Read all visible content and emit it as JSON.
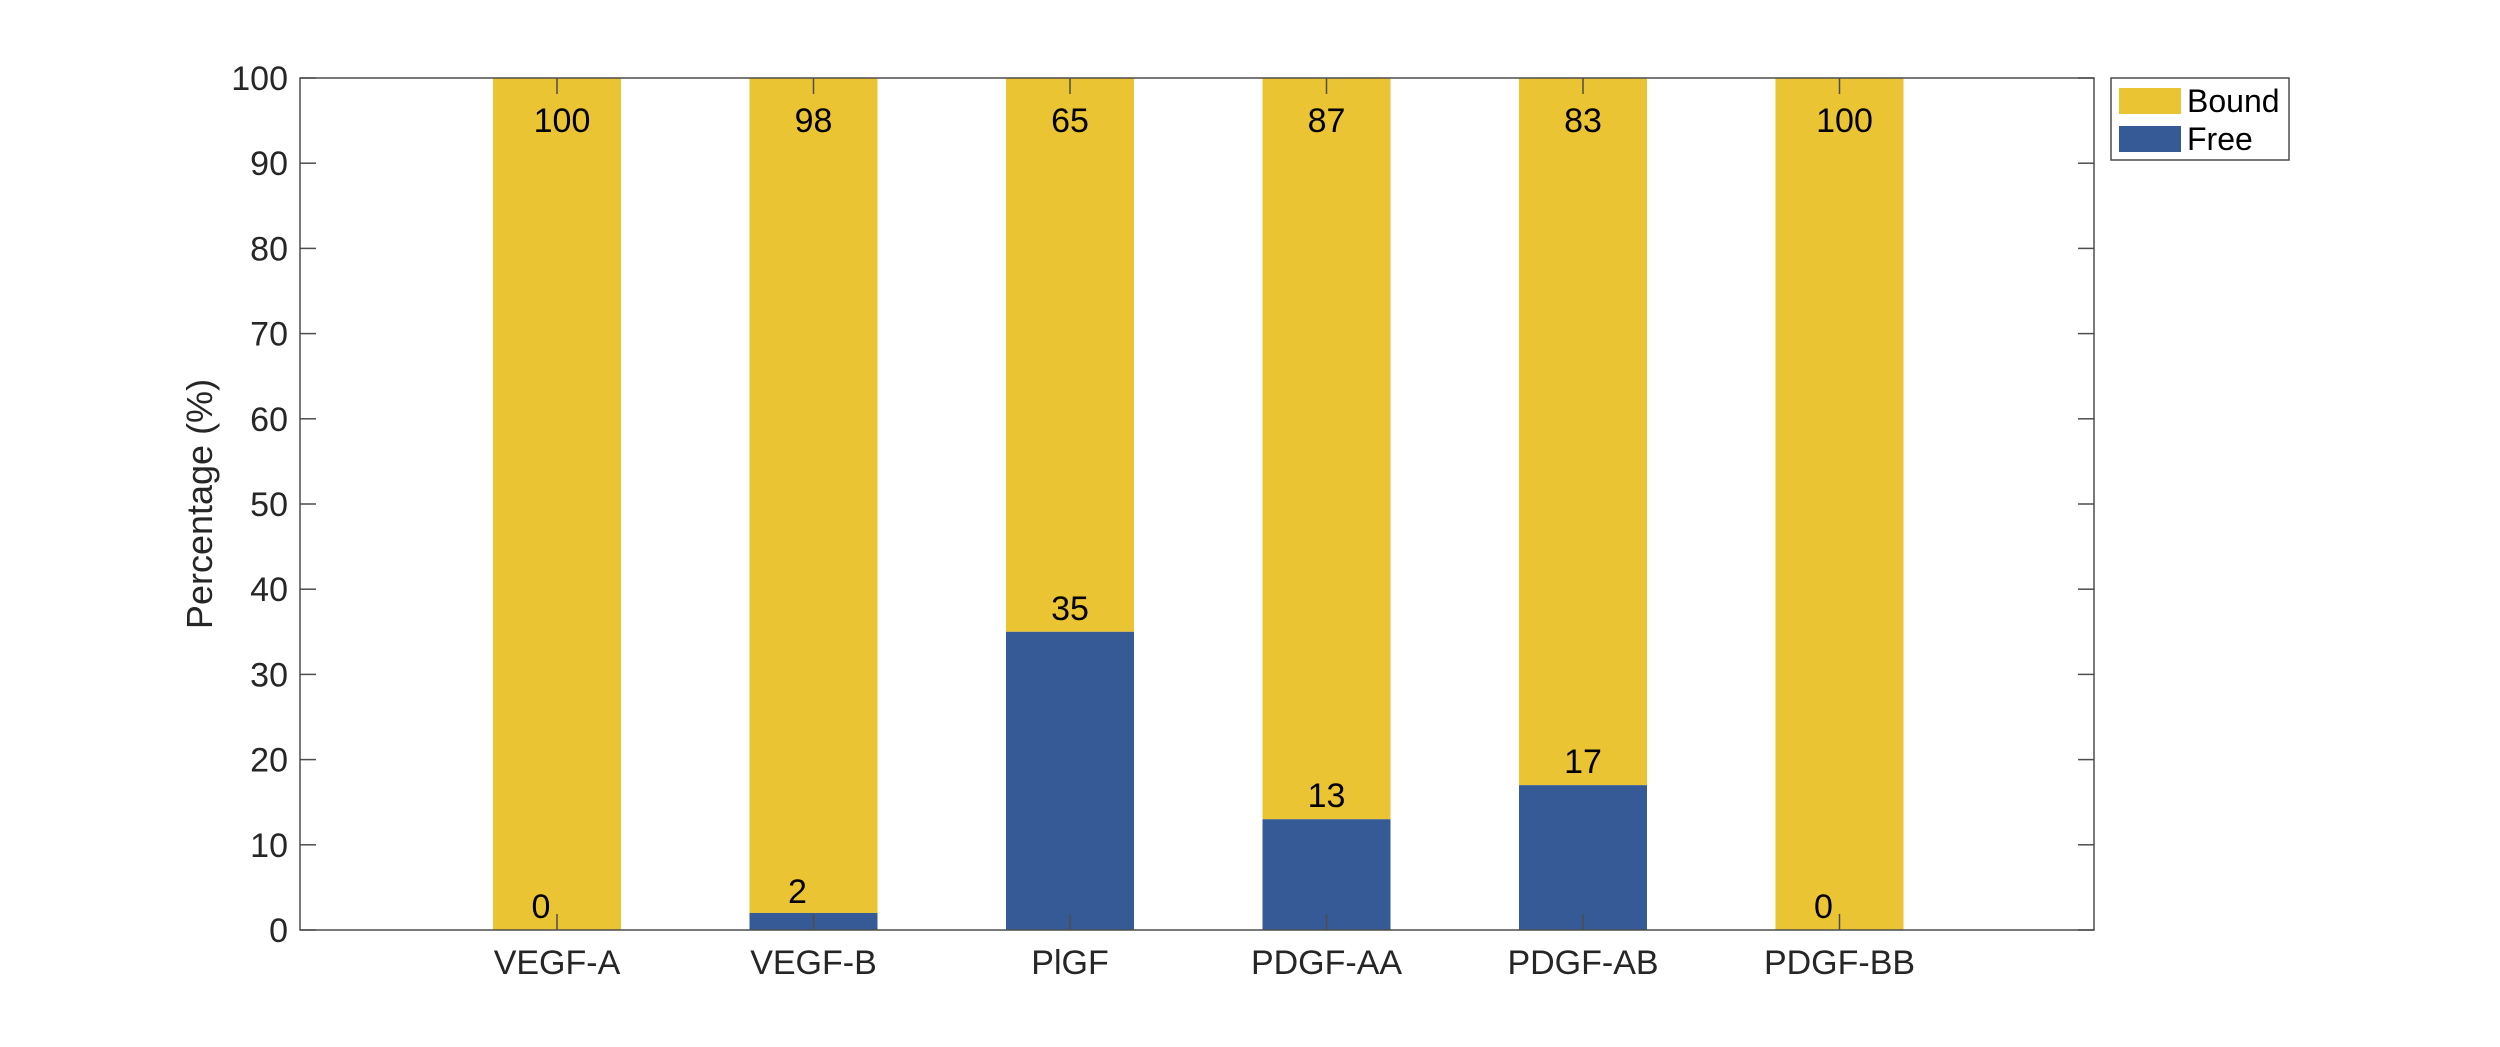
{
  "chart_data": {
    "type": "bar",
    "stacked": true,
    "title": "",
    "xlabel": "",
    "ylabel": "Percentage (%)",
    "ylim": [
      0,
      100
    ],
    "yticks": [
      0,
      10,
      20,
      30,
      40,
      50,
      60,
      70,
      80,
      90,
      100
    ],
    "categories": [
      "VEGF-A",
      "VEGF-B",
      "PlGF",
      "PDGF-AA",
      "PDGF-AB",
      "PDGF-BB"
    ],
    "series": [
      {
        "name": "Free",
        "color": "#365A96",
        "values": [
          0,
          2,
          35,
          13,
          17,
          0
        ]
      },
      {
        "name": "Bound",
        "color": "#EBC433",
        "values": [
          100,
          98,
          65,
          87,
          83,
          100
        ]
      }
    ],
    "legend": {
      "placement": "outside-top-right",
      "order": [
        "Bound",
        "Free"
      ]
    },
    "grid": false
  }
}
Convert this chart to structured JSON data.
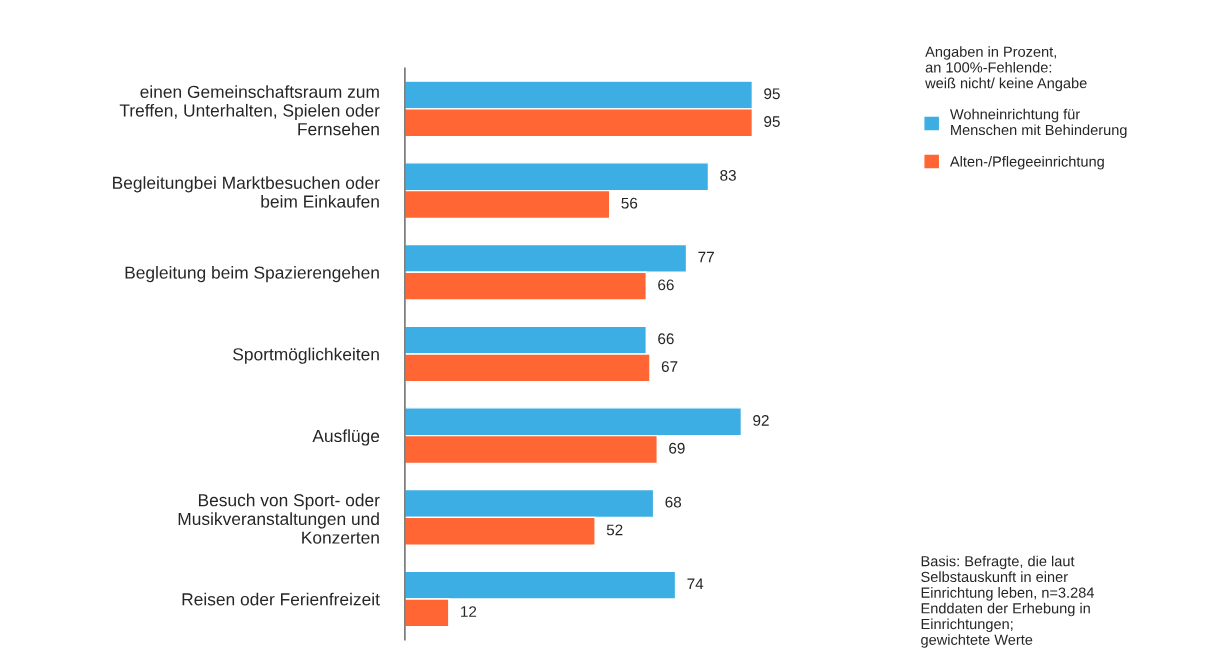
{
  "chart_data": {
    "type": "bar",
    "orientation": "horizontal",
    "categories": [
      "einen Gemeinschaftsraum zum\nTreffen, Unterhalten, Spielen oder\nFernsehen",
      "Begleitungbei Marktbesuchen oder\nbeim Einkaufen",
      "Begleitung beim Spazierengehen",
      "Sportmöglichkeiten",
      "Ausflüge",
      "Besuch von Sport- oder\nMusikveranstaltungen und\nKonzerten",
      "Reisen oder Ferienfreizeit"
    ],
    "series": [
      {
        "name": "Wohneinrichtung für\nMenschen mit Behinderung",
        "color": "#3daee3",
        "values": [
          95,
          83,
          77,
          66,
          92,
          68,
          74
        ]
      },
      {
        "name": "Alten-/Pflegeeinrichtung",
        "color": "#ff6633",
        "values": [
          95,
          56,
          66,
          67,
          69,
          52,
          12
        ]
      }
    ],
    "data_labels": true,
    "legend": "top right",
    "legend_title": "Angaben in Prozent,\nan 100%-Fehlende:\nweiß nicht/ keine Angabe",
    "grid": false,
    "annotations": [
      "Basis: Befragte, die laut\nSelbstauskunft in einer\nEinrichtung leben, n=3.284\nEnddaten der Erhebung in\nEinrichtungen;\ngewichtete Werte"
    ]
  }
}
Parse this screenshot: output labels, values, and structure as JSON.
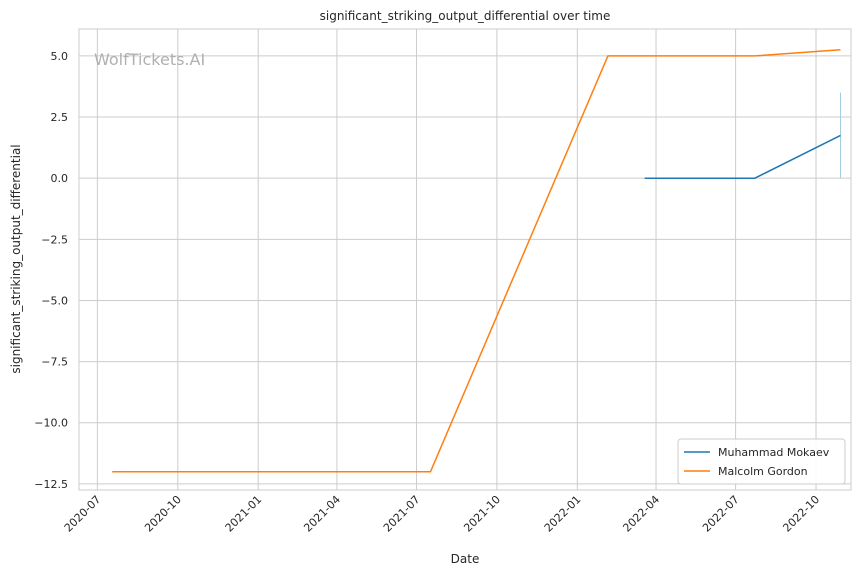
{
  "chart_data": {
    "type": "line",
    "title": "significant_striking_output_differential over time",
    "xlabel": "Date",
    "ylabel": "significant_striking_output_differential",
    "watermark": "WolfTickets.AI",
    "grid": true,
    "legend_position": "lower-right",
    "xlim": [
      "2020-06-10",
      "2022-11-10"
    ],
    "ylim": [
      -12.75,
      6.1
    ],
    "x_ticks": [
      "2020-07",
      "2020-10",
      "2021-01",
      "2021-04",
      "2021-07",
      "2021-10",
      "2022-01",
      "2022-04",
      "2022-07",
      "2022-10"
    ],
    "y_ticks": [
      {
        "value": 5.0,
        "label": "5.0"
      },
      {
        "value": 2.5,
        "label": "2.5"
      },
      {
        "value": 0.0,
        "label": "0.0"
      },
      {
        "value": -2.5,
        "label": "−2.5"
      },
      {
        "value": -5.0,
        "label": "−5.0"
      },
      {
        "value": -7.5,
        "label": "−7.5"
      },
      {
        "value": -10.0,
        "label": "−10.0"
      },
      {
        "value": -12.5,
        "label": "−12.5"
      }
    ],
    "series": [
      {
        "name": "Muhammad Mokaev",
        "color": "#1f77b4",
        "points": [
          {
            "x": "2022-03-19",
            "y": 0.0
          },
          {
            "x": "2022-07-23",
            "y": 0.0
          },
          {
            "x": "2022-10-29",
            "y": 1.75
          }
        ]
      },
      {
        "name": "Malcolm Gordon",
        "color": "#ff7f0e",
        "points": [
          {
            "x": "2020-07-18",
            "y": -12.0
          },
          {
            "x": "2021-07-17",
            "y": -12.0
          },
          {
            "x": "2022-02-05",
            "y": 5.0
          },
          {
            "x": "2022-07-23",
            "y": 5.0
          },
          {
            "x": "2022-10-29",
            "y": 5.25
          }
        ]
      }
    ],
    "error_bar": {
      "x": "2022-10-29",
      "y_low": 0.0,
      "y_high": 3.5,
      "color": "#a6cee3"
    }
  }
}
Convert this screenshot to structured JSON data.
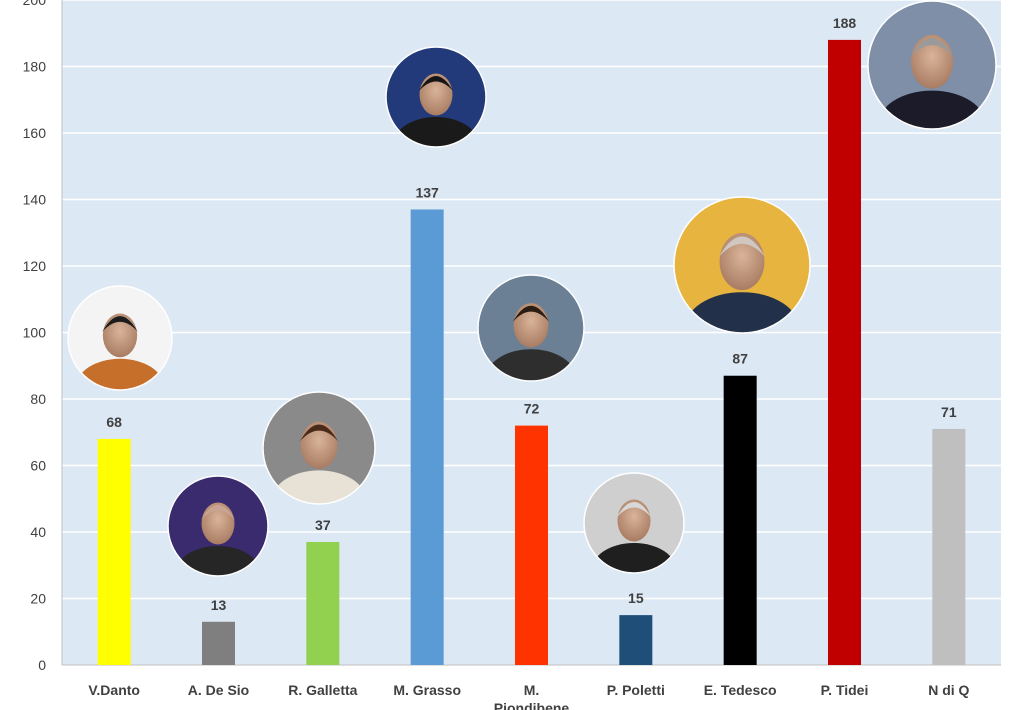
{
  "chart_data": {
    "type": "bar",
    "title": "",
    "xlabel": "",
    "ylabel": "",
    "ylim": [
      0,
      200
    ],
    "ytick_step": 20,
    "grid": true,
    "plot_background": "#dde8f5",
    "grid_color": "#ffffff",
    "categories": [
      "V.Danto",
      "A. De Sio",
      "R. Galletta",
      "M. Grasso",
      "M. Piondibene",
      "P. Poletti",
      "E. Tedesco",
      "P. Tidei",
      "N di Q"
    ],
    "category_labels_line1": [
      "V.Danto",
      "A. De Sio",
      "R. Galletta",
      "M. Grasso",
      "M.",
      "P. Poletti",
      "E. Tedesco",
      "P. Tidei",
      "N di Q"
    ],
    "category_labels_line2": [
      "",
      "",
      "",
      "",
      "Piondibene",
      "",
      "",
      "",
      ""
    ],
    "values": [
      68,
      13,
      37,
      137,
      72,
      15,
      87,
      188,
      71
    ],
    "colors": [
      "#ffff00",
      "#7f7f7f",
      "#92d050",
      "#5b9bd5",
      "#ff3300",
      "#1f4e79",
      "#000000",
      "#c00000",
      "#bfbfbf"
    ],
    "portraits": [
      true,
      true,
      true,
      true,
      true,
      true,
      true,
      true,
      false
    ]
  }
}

**PROBLEM TO SOLVE**: Reproduce the listing above exactly, excluding all pictures.

**FULL RESPONSE**:
Read all visible content and emit it as JSON.
{
  "chart_data": {
    "type": "bar",
    "stacked": true,
    "title": "",
    "xlabel": "",
    "ylabel": "Percentage (%)",
    "ylim": [
      0,
      100
    ],
    "yticks": [
      0,
      10,
      20,
      30,
      40,
      50,
      60,
      70,
      80,
      90,
      100
    ],
    "categories": [
      "VEGF-A",
      "VEGF-B",
      "PlGF",
      "PDGF-AA",
      "PDGF-AB",
      "PDGF-BB"
    ],
    "series": [
      {
        "name": "Free",
        "color": "#365A96",
        "values": [
          0,
          2,
          35,
          13,
          17,
          0
        ]
      },
      {
        "name": "Bound",
        "color": "#EBC433",
        "values": [
          100,
          98,
          65,
          87,
          83,
          100
        ]
      }
    ],
    "legend": {
      "placement": "outside-top-right",
      "order": [
        "Bound",
        "Free"
      ]
    },
    "grid": false
  }
}
Convert this chart to structured JSON data.
{
  "chart_data": {
    "type": "bar",
    "orientation": "horizontal",
    "categories": [
      "einen Gemeinschaftsraum zum\nTreffen, Unterhalten, Spielen oder\nFernsehen",
      "Begleitungbei Marktbesuchen oder\nbeim Einkaufen",
      "Begleitung beim Spazierengehen",
      "Sportmöglichkeiten",
      "Ausflüge",
      "Besuch von Sport- oder\nMusikveranstaltungen und\nKonzerten",
      "Reisen oder Ferienfreizeit"
    ],
    "series": [
      {
        "name": "Wohneinrichtung für\nMenschen mit Behinderung",
        "color": "#3daee3",
        "values": [
          95,
          83,
          77,
          66,
          92,
          68,
          74
        ]
      },
      {
        "name": "Alten-/Pflegeeinrichtung",
        "color": "#ff6633",
        "values": [
          95,
          56,
          66,
          67,
          69,
          52,
          12
        ]
      }
    ],
    "data_labels": true,
    "legend": "top right",
    "legend_title": "Angaben in Prozent,\nan 100%-Fehlende:\nweiß nicht/ keine Angabe",
    "grid": false,
    "annotations": [
      "Basis: Befragte, die laut\nSelbstauskunft in einer\nEinrichtung leben, n=3.284\nEnddaten der Erhebung in\nEinrichtungen;\ngewichtete Werte"
    ]
  }
}
Parse this screenshot: output labels, values, and structure as JSON.
{
  "chart_data": {
    "type": "line",
    "title": "significant_striking_output_differential over time",
    "xlabel": "Date",
    "ylabel": "significant_striking_output_differential",
    "watermark": "WolfTickets.AI",
    "grid": true,
    "legend_position": "lower-right",
    "xlim": [
      "2020-06-10",
      "2022-11-10"
    ],
    "ylim": [
      -12.75,
      6.1
    ],
    "x_ticks": [
      "2020-07",
      "2020-10",
      "2021-01",
      "2021-04",
      "2021-07",
      "2021-10",
      "2022-01",
      "2022-04",
      "2022-07",
      "2022-10"
    ],
    "y_ticks": [
      {
        "value": 5.0,
        "label": "5.0"
      },
      {
        "value": 2.5,
        "label": "2.5"
      },
      {
        "value": 0.0,
        "label": "0.0"
      },
      {
        "value": -2.5,
        "label": "−2.5"
      },
      {
        "value": -5.0,
        "label": "−5.0"
      },
      {
        "value": -7.5,
        "label": "−7.5"
      },
      {
        "value": -10.0,
        "label": "−10.0"
      },
      {
        "value": -12.5,
        "label": "−12.5"
      }
    ],
    "series": [
      {
        "name": "Muhammad Mokaev",
        "color": "#1f77b4",
        "points": [
          {
            "x": "2022-03-19",
            "y": 0.0
          },
          {
            "x": "2022-07-23",
            "y": 0.0
          },
          {
            "x": "2022-10-29",
            "y": 1.75
          }
        ]
      },
      {
        "name": "Malcolm Gordon",
        "color": "#ff7f0e",
        "points": [
          {
            "x": "2020-07-18",
            "y": -12.0
          },
          {
            "x": "2021-07-17",
            "y": -12.0
          },
          {
            "x": "2022-02-05",
            "y": 5.0
          },
          {
            "x": "2022-07-23",
            "y": 5.0
          },
          {
            "x": "2022-10-29",
            "y": 5.25
          }
        ]
      }
    ],
    "error_bar": {
      "x": "2022-10-29",
      "y_low": 0.0,
      "y_high": 3.5,
      "color": "#a6cee3"
    }
  }
}
Convert this screenshot to structured JSON data.
{
  "chart_data": {
    "type": "bar",
    "title": "",
    "xlabel": "",
    "ylabel": "",
    "ylim": [
      0,
      200
    ],
    "ytick_step": 20,
    "grid": true,
    "plot_background": "#dde8f5",
    "grid_color": "#ffffff",
    "categories": [
      "V.Danto",
      "A. De Sio",
      "R. Galletta",
      "M. Grasso",
      "M. Piondibene",
      "P. Poletti",
      "E. Tedesco",
      "P. Tidei",
      "N di Q"
    ],
    "category_labels_line1": [
      "V.Danto",
      "A. De Sio",
      "R. Galletta",
      "M. Grasso",
      "M.",
      "P. Poletti",
      "E. Tedesco",
      "P. Tidei",
      "N di Q"
    ],
    "category_labels_line2": [
      "",
      "",
      "",
      "",
      "Piondibene",
      "",
      "",
      "",
      ""
    ],
    "values": [
      68,
      13,
      37,
      137,
      72,
      15,
      87,
      188,
      71
    ],
    "colors": [
      "#ffff00",
      "#7f7f7f",
      "#92d050",
      "#5b9bd5",
      "#ff3300",
      "#1f4e79",
      "#000000",
      "#c00000",
      "#bfbfbf"
    ],
    "portraits": [
      true,
      true,
      true,
      true,
      true,
      true,
      true,
      true,
      false
    ]
  }
}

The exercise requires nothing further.